TASK GOAL:
Filter for the word "doanh" and keep each matching line.

DATA TO PROCESS:
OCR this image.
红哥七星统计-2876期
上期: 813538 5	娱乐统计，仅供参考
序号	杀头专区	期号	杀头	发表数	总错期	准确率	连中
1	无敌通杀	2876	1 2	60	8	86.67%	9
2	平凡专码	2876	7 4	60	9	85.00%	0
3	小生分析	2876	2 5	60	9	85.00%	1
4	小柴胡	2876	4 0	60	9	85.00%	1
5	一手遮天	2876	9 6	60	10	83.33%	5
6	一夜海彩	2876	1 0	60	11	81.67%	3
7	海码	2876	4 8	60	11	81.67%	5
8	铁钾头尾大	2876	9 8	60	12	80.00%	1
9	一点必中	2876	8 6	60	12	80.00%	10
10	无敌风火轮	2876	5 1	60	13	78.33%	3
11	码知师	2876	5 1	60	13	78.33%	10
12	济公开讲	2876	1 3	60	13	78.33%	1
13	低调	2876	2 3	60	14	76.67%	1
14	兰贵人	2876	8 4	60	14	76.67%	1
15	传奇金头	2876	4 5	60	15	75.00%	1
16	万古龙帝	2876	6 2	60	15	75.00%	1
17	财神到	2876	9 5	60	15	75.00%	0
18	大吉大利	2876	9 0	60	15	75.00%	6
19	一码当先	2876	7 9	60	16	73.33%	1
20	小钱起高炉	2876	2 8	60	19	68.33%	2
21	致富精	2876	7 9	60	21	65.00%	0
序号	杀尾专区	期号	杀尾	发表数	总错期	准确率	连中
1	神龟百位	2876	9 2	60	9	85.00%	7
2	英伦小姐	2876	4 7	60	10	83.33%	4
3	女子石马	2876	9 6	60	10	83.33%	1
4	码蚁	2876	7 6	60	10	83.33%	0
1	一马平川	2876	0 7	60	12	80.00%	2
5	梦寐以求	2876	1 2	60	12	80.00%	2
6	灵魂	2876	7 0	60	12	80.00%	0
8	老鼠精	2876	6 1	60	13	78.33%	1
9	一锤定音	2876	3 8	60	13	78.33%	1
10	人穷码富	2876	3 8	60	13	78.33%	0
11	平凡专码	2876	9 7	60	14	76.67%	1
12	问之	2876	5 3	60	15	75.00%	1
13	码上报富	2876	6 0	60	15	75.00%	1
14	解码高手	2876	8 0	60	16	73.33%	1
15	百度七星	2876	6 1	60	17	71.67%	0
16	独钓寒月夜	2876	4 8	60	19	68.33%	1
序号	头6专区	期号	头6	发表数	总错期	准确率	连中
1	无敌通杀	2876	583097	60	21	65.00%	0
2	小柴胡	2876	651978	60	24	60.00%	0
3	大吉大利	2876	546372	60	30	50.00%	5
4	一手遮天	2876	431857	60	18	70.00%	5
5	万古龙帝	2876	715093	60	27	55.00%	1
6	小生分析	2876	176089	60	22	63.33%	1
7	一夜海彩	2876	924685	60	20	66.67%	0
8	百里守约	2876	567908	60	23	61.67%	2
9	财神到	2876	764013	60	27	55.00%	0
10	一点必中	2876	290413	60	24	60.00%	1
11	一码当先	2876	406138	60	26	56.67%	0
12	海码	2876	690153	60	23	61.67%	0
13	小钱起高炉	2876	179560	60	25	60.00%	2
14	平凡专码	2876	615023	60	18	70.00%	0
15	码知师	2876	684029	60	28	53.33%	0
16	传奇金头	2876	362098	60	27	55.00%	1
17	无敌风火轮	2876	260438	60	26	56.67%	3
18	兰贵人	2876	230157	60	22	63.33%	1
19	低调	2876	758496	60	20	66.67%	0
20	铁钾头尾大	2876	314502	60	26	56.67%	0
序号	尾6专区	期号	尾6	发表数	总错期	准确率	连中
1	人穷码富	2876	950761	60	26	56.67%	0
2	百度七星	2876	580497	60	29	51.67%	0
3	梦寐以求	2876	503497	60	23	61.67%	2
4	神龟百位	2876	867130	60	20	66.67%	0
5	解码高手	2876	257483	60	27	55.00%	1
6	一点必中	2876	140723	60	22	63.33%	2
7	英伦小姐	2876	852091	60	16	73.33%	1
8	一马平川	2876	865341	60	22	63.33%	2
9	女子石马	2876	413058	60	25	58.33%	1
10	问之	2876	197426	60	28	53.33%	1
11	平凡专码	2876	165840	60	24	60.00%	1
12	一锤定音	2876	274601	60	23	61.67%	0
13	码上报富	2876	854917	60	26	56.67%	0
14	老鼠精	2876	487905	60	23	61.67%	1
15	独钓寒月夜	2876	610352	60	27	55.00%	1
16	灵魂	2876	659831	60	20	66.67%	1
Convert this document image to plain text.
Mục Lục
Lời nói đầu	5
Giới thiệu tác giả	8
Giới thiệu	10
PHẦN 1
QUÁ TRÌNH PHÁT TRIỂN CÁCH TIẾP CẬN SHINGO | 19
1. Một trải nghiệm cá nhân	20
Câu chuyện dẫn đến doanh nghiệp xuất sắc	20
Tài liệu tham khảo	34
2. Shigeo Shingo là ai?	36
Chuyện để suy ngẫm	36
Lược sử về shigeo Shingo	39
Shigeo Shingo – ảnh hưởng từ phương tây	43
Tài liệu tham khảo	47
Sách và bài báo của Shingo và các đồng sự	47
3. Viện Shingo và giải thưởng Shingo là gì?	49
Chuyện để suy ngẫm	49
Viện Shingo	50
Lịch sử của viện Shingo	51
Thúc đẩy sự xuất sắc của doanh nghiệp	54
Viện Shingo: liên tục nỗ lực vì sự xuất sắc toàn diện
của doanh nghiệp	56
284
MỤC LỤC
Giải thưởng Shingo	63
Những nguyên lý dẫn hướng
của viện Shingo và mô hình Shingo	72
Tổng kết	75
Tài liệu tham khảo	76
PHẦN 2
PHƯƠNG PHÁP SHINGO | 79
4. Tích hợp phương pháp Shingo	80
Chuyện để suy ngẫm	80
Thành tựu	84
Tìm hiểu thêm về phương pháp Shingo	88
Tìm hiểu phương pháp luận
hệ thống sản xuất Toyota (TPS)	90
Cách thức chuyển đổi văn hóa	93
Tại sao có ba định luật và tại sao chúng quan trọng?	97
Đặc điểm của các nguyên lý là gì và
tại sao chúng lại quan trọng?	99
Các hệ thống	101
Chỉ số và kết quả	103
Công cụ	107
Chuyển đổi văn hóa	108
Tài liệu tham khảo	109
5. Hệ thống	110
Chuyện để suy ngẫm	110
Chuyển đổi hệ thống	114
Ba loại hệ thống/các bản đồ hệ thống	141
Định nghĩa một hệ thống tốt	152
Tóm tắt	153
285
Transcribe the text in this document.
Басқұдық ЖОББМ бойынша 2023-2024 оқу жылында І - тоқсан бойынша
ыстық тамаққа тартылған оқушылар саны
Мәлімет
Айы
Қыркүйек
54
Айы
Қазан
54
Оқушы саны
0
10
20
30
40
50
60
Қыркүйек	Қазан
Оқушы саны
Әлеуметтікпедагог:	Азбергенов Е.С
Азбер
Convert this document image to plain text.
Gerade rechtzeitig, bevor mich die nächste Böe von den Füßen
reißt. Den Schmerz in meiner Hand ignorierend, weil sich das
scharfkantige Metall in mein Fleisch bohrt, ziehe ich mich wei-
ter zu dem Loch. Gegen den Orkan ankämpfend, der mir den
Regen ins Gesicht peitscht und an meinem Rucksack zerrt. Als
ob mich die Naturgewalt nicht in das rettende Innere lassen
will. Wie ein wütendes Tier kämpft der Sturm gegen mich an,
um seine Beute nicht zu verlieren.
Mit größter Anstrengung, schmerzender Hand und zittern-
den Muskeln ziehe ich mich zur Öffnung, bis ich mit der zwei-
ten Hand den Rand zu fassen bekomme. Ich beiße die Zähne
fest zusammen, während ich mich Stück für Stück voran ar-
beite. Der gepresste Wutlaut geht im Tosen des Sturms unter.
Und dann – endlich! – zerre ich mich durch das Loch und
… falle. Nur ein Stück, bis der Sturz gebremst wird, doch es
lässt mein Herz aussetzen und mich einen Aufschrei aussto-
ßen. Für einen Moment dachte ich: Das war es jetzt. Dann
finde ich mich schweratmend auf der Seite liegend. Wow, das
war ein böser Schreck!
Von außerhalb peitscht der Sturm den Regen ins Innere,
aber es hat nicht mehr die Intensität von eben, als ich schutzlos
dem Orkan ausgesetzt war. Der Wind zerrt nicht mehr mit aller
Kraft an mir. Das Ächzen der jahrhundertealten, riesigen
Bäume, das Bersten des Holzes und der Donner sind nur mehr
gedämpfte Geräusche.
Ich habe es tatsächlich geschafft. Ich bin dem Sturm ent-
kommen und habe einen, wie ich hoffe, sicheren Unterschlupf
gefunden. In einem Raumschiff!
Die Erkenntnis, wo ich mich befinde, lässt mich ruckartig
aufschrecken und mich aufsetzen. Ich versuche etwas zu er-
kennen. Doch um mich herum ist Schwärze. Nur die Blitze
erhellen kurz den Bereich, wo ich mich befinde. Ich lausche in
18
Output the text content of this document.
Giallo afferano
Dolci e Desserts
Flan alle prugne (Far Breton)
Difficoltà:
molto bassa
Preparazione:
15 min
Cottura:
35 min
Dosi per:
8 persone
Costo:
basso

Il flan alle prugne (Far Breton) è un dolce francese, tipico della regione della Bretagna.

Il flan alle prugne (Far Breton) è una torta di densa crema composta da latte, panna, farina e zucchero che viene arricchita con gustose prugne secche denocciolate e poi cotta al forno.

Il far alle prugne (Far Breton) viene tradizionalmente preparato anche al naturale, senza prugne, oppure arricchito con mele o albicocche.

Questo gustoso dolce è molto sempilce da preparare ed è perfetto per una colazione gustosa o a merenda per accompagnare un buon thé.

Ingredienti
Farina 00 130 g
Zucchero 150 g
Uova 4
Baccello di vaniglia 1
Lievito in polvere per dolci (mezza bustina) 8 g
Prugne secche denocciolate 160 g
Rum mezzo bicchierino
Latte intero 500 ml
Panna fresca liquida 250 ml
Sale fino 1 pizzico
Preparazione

ANSWER:
Câu chuyện dẫn đến doanh nghiệp xuất sắc	20
Thúc đẩy sự xuất sắc của doanh nghiệp	54
của doanh nghiệp	56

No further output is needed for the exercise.